> [Your instructions]: Return the material word for word. Do not include the pictures.
####################
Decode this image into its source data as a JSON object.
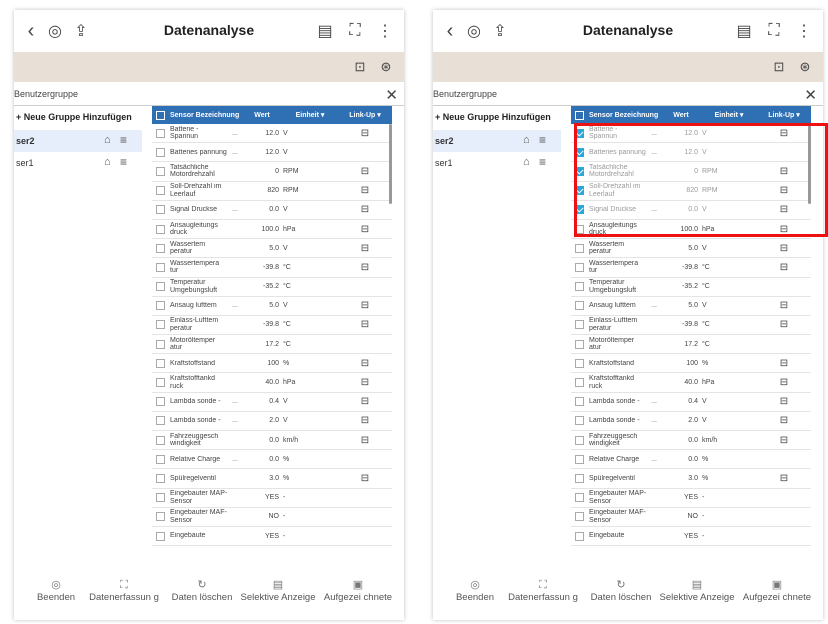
{
  "app": {
    "title": "Datenanalyse",
    "group_header": "Benutzergruppe",
    "add_group": "+ Neue Gruppe Hinzufügen",
    "groups": [
      "ser2",
      "ser1"
    ]
  },
  "icons": {
    "back": "‹",
    "car_diag": "◎",
    "export": "⇪",
    "info_car": "▤",
    "fullscreen": "⛶",
    "more": "⋮",
    "car": "⊡",
    "steering": "⊛",
    "close": "✕",
    "trash": "⌂",
    "menu": "≡",
    "link": "⊟"
  },
  "table": {
    "headers": {
      "name": "Sensor Bezeichnung",
      "value": "Wert",
      "unit": "Einheit ▾",
      "link": "Link-Up ▾"
    },
    "rows": [
      {
        "name": "Batterie - Spannun",
        "dots": "...",
        "value": "12.0",
        "unit": "V",
        "link": true
      },
      {
        "name": "Batteries pannung",
        "dots": "...",
        "value": "12.0",
        "unit": "V",
        "link": false
      },
      {
        "name": "Tatsächliche Motordrehzahl",
        "dots": "",
        "value": "0",
        "unit": "RPM",
        "link": true
      },
      {
        "name": "Soll-Drehzahl im Leerlauf",
        "dots": "",
        "value": "820",
        "unit": "RPM",
        "link": true
      },
      {
        "name": "Signal Druckse",
        "dots": "...",
        "value": "0.0",
        "unit": "V",
        "link": true
      },
      {
        "name": "Ansaugleitungs druck",
        "dots": "",
        "value": "100.0",
        "unit": "hPa",
        "link": true
      },
      {
        "name": "Wassertem peratur",
        "dots": "",
        "value": "5.0",
        "unit": "V",
        "link": true
      },
      {
        "name": "Wassertempera tur",
        "dots": "",
        "value": "-39.8",
        "unit": "°C",
        "link": true
      },
      {
        "name": "Temperatur Umgebungsluft",
        "dots": "",
        "value": "-35.2",
        "unit": "°C",
        "link": false
      },
      {
        "name": "Ansaug lufttem",
        "dots": "...",
        "value": "5.0",
        "unit": "V",
        "link": true
      },
      {
        "name": "Einlass-Lufttem peratur",
        "dots": "",
        "value": "-39.8",
        "unit": "°C",
        "link": true
      },
      {
        "name": "Motoröltemper atur",
        "dots": "",
        "value": "17.2",
        "unit": "°C",
        "link": false
      },
      {
        "name": "Kraftstoffstand",
        "dots": "",
        "value": "100",
        "unit": "%",
        "link": true
      },
      {
        "name": "Kraftstofftankd ruck",
        "dots": "",
        "value": "40.0",
        "unit": "hPa",
        "link": true
      },
      {
        "name": "Lambda sonde -",
        "dots": "...",
        "value": "0.4",
        "unit": "V",
        "link": true
      },
      {
        "name": "Lambda sonde -",
        "dots": "...",
        "value": "2.0",
        "unit": "V",
        "link": true
      },
      {
        "name": "Fahrzeuggesch windigkeit",
        "dots": "",
        "value": "0.0",
        "unit": "km/h",
        "link": true
      },
      {
        "name": "Relative Charge",
        "dots": "...",
        "value": "0.0",
        "unit": "%",
        "link": false
      },
      {
        "name": "Spülregelventil",
        "dots": "",
        "value": "3.0",
        "unit": "%",
        "link": true
      },
      {
        "name": "Eingebauter MAP-Sensor",
        "dots": "",
        "value": "YES",
        "unit": "-",
        "link": false
      },
      {
        "name": "Eingebauter MAF-Sensor",
        "dots": "",
        "value": "NO",
        "unit": "-",
        "link": false
      },
      {
        "name": "Eingebaute",
        "dots": "",
        "value": "YES",
        "unit": "-",
        "link": false
      }
    ]
  },
  "bottom": {
    "exit": "Beenden",
    "record": "Datenerfassun g",
    "clear": "Daten löschen",
    "select": "Selektive Anzeige",
    "recorded": "Aufgezei chnete"
  },
  "colors": {
    "accent": "#2f6fb4",
    "check": "#2aa7d8",
    "highlight": "#e11111",
    "beige": "#e8dfd6"
  }
}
####################
> [The reply]:
Decode this image into its source data as a JSON object.
{
  "app": {
    "title": "Datenanalyse",
    "group_header": "Benutzergruppe",
    "add_group": "+ Neue Gruppe Hinzufügen",
    "groups": [
      "ser2",
      "ser1"
    ]
  },
  "icons": {
    "back": "‹",
    "car_diag": "◎",
    "export": "⇪",
    "info_car": "▤",
    "fullscreen": "⛶",
    "more": "⋮",
    "car": "⊡",
    "steering": "⊛",
    "close": "✕",
    "trash": "⌂",
    "menu": "≡",
    "link": "⊟"
  },
  "table": {
    "headers": {
      "name": "Sensor Bezeichnung",
      "value": "Wert",
      "unit": "Einheit ▾",
      "link": "Link-Up ▾"
    },
    "rows": [
      {
        "name": "Batterie - Spannun",
        "dots": "...",
        "value": "12.0",
        "unit": "V",
        "link": true
      },
      {
        "name": "Batteries pannung",
        "dots": "...",
        "value": "12.0",
        "unit": "V",
        "link": false
      },
      {
        "name": "Tatsächliche Motordrehzahl",
        "dots": "",
        "value": "0",
        "unit": "RPM",
        "link": true
      },
      {
        "name": "Soll-Drehzahl im Leerlauf",
        "dots": "",
        "value": "820",
        "unit": "RPM",
        "link": true
      },
      {
        "name": "Signal Druckse",
        "dots": "...",
        "value": "0.0",
        "unit": "V",
        "link": true
      },
      {
        "name": "Ansaugleitungs druck",
        "dots": "",
        "value": "100.0",
        "unit": "hPa",
        "link": true
      },
      {
        "name": "Wassertem peratur",
        "dots": "",
        "value": "5.0",
        "unit": "V",
        "link": true
      },
      {
        "name": "Wassertempera tur",
        "dots": "",
        "value": "-39.8",
        "unit": "°C",
        "link": true
      },
      {
        "name": "Temperatur Umgebungsluft",
        "dots": "",
        "value": "-35.2",
        "unit": "°C",
        "link": false
      },
      {
        "name": "Ansaug lufttem",
        "dots": "...",
        "value": "5.0",
        "unit": "V",
        "link": true
      },
      {
        "name": "Einlass-Lufttem peratur",
        "dots": "",
        "value": "-39.8",
        "unit": "°C",
        "link": true
      },
      {
        "name": "Motoröltemper atur",
        "dots": "",
        "value": "17.2",
        "unit": "°C",
        "link": false
      },
      {
        "name": "Kraftstoffstand",
        "dots": "",
        "value": "100",
        "unit": "%",
        "link": true
      },
      {
        "name": "Kraftstofftankd ruck",
        "dots": "",
        "value": "40.0",
        "unit": "hPa",
        "link": true
      },
      {
        "name": "Lambda sonde -",
        "dots": "...",
        "value": "0.4",
        "unit": "V",
        "link": true
      },
      {
        "name": "Lambda sonde -",
        "dots": "...",
        "value": "2.0",
        "unit": "V",
        "link": true
      },
      {
        "name": "Fahrzeuggesch windigkeit",
        "dots": "",
        "value": "0.0",
        "unit": "km/h",
        "link": true
      },
      {
        "name": "Relative Charge",
        "dots": "...",
        "value": "0.0",
        "unit": "%",
        "link": false
      },
      {
        "name": "Spülregelventil",
        "dots": "",
        "value": "3.0",
        "unit": "%",
        "link": true
      },
      {
        "name": "Eingebauter MAP-Sensor",
        "dots": "",
        "value": "YES",
        "unit": "-",
        "link": false
      },
      {
        "name": "Eingebauter MAF-Sensor",
        "dots": "",
        "value": "NO",
        "unit": "-",
        "link": false
      },
      {
        "name": "Eingebaute",
        "dots": "",
        "value": "YES",
        "unit": "-",
        "link": false
      }
    ]
  },
  "bottom": {
    "exit": "Beenden",
    "record": "Datenerfassun g",
    "clear": "Daten löschen",
    "select": "Selektive Anzeige",
    "recorded": "Aufgezei chnete"
  },
  "colors": {
    "accent": "#2f6fb4",
    "check": "#2aa7d8",
    "highlight": "#e11111",
    "beige": "#e8dfd6"
  }
}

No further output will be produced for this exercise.